What is expected >> In full and without deviation, write out the entries that follow.

(Raw records)
========================================

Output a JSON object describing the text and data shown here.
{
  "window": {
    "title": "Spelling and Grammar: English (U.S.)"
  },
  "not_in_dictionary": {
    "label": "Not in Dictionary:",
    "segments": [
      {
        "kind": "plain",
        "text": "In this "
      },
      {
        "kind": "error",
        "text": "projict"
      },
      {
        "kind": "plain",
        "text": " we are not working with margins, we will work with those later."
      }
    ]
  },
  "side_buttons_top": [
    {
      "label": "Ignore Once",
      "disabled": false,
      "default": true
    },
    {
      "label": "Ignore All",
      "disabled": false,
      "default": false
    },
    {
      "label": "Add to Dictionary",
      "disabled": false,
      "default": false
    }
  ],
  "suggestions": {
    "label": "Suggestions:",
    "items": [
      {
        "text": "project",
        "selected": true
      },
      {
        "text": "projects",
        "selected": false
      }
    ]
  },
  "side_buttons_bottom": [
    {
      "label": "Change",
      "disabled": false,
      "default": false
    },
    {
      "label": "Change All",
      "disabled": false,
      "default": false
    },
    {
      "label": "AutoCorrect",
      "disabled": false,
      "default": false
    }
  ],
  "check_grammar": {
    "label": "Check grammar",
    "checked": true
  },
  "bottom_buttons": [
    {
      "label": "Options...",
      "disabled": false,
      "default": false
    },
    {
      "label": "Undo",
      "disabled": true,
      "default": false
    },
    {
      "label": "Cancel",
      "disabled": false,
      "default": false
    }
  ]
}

========================================

Solution >>
Output a JSON object describing the text and data shown here.
{
  "window": {
    "title": "Spelling and Grammar: English (U.S.)"
  },
  "not_in_dictionary": {
    "label": "Not in Dictionary:",
    "segments": [
      {
        "kind": "plain",
        "text": "In this "
      },
      {
        "kind": "error",
        "text": "projict"
      },
      {
        "kind": "plain",
        "text": " we are not working with margins, we will work with those later."
      }
    ]
  },
  "side_buttons_top": [
    {
      "label": "Ignore Once",
      "disabled": false,
      "default": true
    },
    {
      "label": "Ignore All",
      "disabled": false,
      "default": false
    },
    {
      "label": "Add to Dictionary",
      "disabled": false,
      "default": false
    }
  ],
  "suggestions": {
    "label": "Suggestions:",
    "items": [
      {
        "text": "project",
        "selected": true
      },
      {
        "text": "projects",
        "selected": false
      }
    ]
  },
  "side_buttons_bottom": [
    {
      "label": "Change",
      "disabled": false,
      "default": false
    },
    {
      "label": "Change All",
      "disabled": false,
      "default": false
    },
    {
      "label": "AutoCorrect",
      "disabled": false,
      "default": false
    }
  ],
  "check_grammar": {
    "label": "Check grammar",
    "checked": true
  },
  "bottom_buttons": [
    {
      "label": "Options...",
      "disabled": false,
      "default": false
    },
    {
      "label": "Undo",
      "disabled": true,
      "default": false
    },
    {
      "label": "Cancel",
      "disabled": false,
      "default": false
    }
  ]
}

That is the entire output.